> SHORT PROBLEM:
Write out each of the following rows exactly as it appears, omitting any picture.

::: INFORMATION SHOWN

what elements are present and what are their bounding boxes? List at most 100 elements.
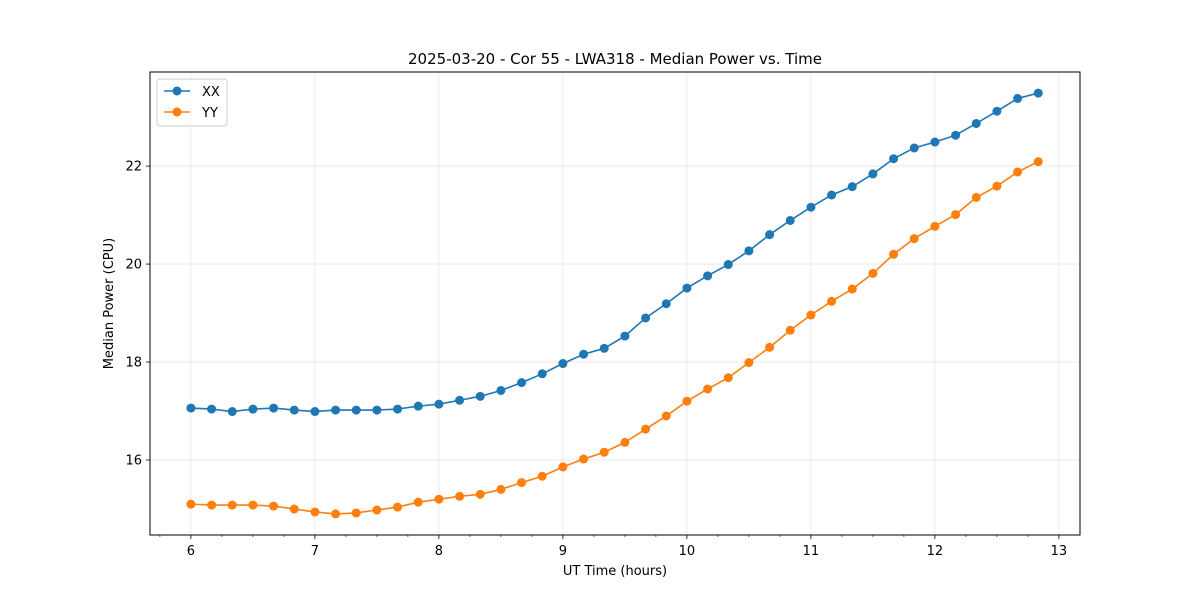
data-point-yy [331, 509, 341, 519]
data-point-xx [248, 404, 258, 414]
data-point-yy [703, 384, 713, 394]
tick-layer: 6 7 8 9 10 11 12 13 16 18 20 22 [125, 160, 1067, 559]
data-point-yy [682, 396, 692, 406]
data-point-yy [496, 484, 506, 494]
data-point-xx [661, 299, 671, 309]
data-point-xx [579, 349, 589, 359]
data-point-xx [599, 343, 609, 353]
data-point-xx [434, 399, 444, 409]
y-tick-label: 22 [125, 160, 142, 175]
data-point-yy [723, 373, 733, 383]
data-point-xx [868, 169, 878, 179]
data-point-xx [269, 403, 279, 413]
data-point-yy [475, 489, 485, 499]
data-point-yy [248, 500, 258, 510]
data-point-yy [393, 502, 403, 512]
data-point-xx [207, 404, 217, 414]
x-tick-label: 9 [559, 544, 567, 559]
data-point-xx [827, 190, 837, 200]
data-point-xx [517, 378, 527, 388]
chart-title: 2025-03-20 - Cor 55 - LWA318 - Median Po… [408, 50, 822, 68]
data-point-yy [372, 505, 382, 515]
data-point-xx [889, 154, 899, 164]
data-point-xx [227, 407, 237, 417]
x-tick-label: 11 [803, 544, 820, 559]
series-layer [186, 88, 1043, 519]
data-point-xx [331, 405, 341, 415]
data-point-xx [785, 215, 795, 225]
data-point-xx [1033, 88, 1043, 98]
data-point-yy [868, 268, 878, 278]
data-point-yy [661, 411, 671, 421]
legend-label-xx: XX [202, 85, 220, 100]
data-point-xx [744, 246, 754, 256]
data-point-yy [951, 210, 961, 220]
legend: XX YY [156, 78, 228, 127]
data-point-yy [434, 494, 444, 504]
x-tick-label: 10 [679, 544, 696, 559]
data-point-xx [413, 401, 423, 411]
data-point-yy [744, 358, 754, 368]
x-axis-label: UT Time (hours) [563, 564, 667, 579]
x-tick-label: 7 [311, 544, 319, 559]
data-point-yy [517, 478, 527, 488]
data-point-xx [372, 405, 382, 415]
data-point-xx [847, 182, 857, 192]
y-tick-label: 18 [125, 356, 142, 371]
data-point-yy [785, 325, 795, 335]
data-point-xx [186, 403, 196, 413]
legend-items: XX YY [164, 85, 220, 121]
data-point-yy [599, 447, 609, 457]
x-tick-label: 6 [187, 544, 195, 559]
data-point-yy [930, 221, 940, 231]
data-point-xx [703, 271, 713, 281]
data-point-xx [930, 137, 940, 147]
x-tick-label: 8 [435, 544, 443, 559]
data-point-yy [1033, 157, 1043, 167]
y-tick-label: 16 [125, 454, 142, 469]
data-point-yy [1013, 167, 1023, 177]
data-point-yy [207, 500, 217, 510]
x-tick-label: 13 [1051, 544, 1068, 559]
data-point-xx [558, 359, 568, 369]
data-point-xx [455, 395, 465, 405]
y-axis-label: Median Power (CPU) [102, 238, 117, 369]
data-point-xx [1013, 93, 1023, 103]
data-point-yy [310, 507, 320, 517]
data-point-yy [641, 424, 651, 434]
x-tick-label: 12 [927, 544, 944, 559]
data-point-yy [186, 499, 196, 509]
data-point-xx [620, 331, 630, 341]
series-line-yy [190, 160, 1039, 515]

::::::

> SOLUTION TO THE EXERCISE:
what elements are present and what are their bounding boxes? List at most 100 elements.
data-point-yy [331, 509, 341, 519]
data-point-xx [248, 404, 258, 414]
data-point-yy [703, 384, 713, 394]
tick-layer: 6 7 8 9 10 11 12 13 16 18 20 22 [125, 160, 1067, 559]
data-point-yy [682, 396, 692, 406]
data-point-yy [496, 484, 506, 494]
data-point-xx [661, 299, 671, 309]
data-point-xx [579, 349, 589, 359]
data-point-xx [599, 343, 609, 353]
data-point-xx [434, 399, 444, 409]
y-tick-label: 22 [125, 160, 142, 175]
data-point-yy [723, 373, 733, 383]
data-point-xx [868, 169, 878, 179]
data-point-xx [269, 403, 279, 413]
data-point-yy [475, 489, 485, 499]
data-point-yy [248, 500, 258, 510]
data-point-yy [393, 502, 403, 512]
data-point-xx [207, 404, 217, 414]
x-tick-label: 9 [559, 544, 567, 559]
data-point-xx [827, 190, 837, 200]
data-point-xx [517, 378, 527, 388]
chart-title: 2025-03-20 - Cor 55 - LWA318 - Median Po… [408, 50, 822, 68]
data-point-yy [372, 505, 382, 515]
data-point-xx [889, 154, 899, 164]
data-point-xx [227, 407, 237, 417]
x-tick-label: 11 [803, 544, 820, 559]
series-layer [186, 88, 1043, 519]
data-point-xx [331, 405, 341, 415]
data-point-xx [785, 215, 795, 225]
data-point-xx [1033, 88, 1043, 98]
data-point-yy [868, 268, 878, 278]
data-point-yy [661, 411, 671, 421]
legend-label-xx: XX [202, 85, 220, 100]
data-point-xx [744, 246, 754, 256]
data-point-yy [951, 210, 961, 220]
legend: XX YY [156, 78, 228, 127]
data-point-yy [434, 494, 444, 504]
x-tick-label: 10 [679, 544, 696, 559]
data-point-xx [413, 401, 423, 411]
data-point-yy [744, 358, 754, 368]
x-axis-label: UT Time (hours) [563, 564, 667, 579]
x-tick-label: 7 [311, 544, 319, 559]
data-point-yy [517, 478, 527, 488]
data-point-xx [372, 405, 382, 415]
data-point-xx [847, 182, 857, 192]
y-tick-label: 18 [125, 356, 142, 371]
data-point-yy [785, 325, 795, 335]
data-point-xx [186, 403, 196, 413]
legend-items: XX YY [164, 85, 220, 121]
data-point-yy [599, 447, 609, 457]
x-tick-label: 6 [187, 544, 195, 559]
data-point-yy [930, 221, 940, 231]
data-point-xx [703, 271, 713, 281]
data-point-xx [930, 137, 940, 147]
x-tick-label: 8 [435, 544, 443, 559]
data-point-yy [1033, 157, 1043, 167]
y-tick-label: 16 [125, 454, 142, 469]
data-point-yy [1013, 167, 1023, 177]
data-point-yy [207, 500, 217, 510]
x-tick-label: 13 [1051, 544, 1068, 559]
data-point-xx [558, 359, 568, 369]
data-point-xx [455, 395, 465, 405]
y-axis-label: Median Power (CPU) [102, 238, 117, 369]
data-point-xx [1013, 93, 1023, 103]
data-point-yy [310, 507, 320, 517]
data-point-yy [641, 424, 651, 434]
x-tick-label: 12 [927, 544, 944, 559]
data-point-yy [186, 499, 196, 509]
data-point-xx [620, 331, 630, 341]
series-line-yy [190, 160, 1039, 515]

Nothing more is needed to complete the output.